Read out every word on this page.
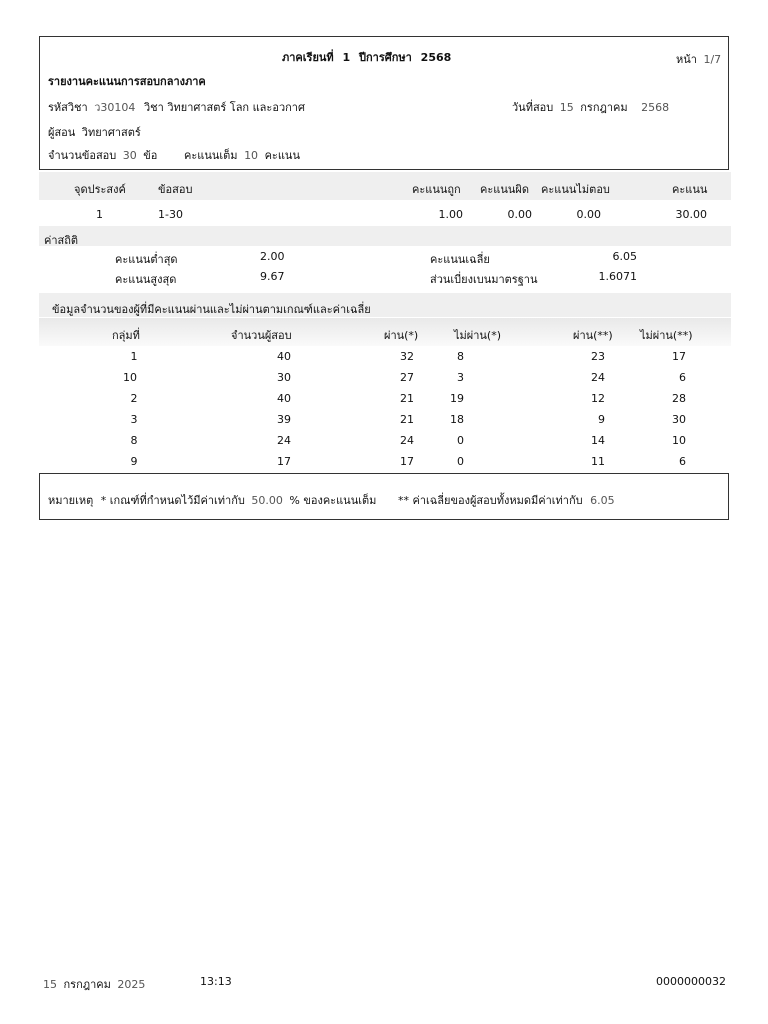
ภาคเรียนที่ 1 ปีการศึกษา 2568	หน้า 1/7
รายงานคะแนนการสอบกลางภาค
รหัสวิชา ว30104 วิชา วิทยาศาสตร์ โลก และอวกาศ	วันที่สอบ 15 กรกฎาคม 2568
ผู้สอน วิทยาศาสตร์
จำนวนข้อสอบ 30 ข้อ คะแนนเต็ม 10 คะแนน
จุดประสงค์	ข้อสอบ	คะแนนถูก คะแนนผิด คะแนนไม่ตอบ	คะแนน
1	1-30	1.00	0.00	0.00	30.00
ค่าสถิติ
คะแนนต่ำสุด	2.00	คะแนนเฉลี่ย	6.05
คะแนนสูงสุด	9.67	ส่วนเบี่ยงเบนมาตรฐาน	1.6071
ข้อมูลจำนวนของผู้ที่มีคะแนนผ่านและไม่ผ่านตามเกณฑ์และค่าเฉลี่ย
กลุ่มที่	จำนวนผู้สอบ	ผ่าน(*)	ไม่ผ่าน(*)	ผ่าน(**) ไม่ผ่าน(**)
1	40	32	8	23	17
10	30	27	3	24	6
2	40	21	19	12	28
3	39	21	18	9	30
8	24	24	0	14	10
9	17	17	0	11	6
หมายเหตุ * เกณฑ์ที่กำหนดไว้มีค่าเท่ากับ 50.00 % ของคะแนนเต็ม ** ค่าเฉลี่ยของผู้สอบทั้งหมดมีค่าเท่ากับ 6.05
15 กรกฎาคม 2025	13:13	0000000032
·····
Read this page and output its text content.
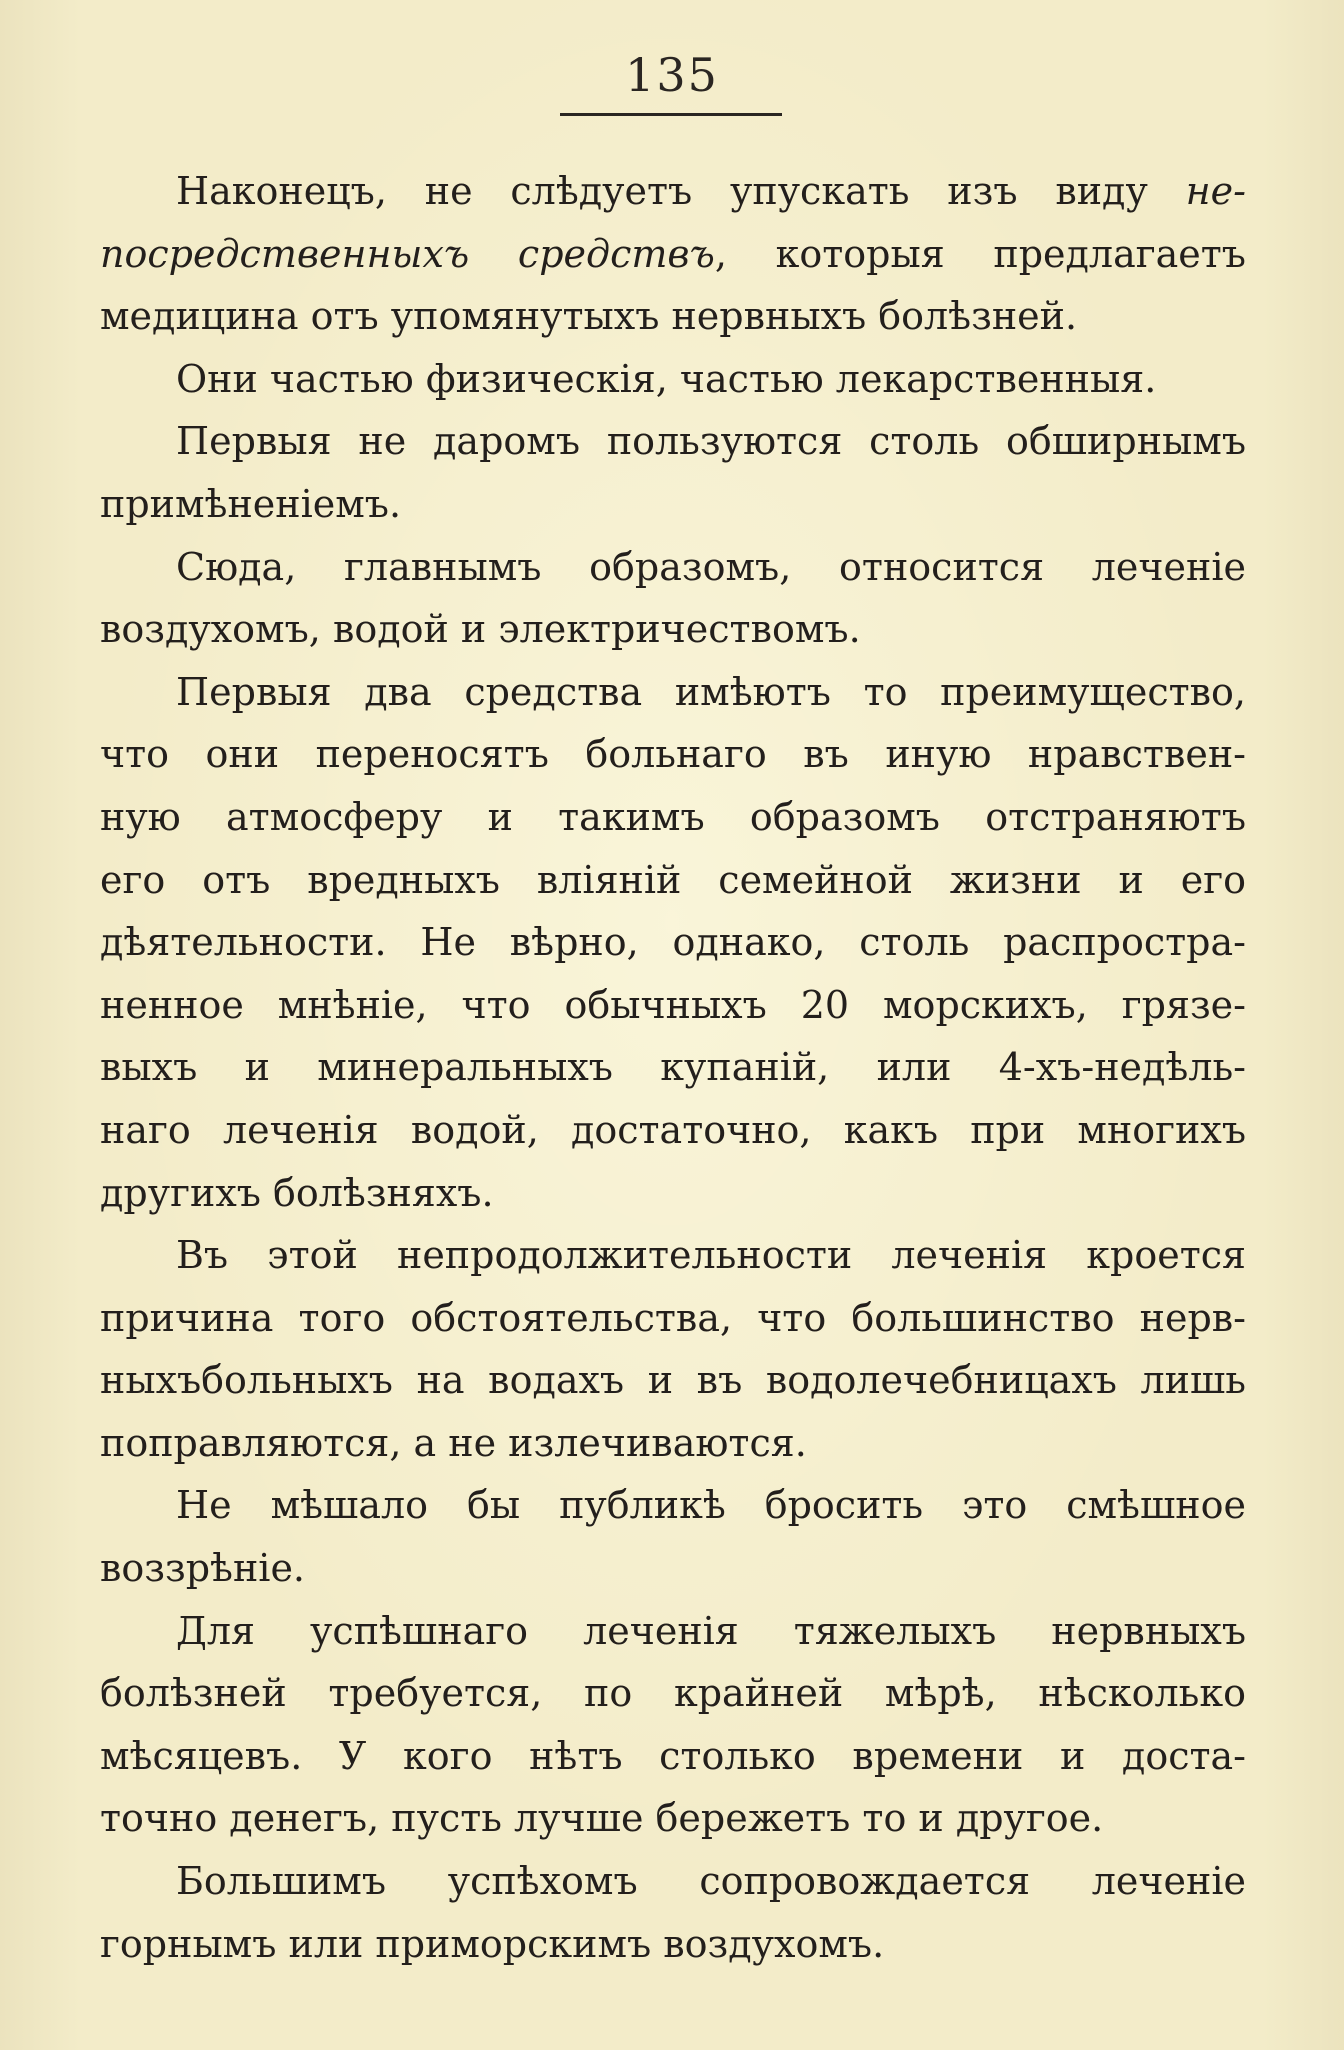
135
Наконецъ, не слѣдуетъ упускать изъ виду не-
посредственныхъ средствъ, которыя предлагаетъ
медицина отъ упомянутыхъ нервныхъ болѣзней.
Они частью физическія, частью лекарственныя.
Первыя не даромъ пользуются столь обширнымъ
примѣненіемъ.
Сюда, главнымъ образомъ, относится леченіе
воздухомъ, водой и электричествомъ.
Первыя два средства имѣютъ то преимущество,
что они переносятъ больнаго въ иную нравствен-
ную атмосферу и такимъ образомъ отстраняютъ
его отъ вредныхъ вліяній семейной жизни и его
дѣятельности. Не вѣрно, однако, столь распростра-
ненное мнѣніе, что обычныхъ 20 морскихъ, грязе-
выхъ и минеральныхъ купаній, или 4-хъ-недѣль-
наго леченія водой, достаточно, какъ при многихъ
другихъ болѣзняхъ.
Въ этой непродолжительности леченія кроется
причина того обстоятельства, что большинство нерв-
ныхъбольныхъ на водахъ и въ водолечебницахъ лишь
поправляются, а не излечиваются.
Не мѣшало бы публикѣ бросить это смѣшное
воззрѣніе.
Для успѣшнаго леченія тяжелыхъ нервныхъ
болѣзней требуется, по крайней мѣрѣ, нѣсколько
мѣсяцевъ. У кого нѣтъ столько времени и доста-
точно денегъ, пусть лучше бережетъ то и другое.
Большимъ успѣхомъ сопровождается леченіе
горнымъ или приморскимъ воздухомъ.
·····
** Task requirements **
Using the listing above, pick out each line that contains the word "образомъ", then copy it.

** Complete answer **
Сюда, главнымъ образомъ, относится леченіе
ную атмосферу и такимъ образомъ отстраняютъ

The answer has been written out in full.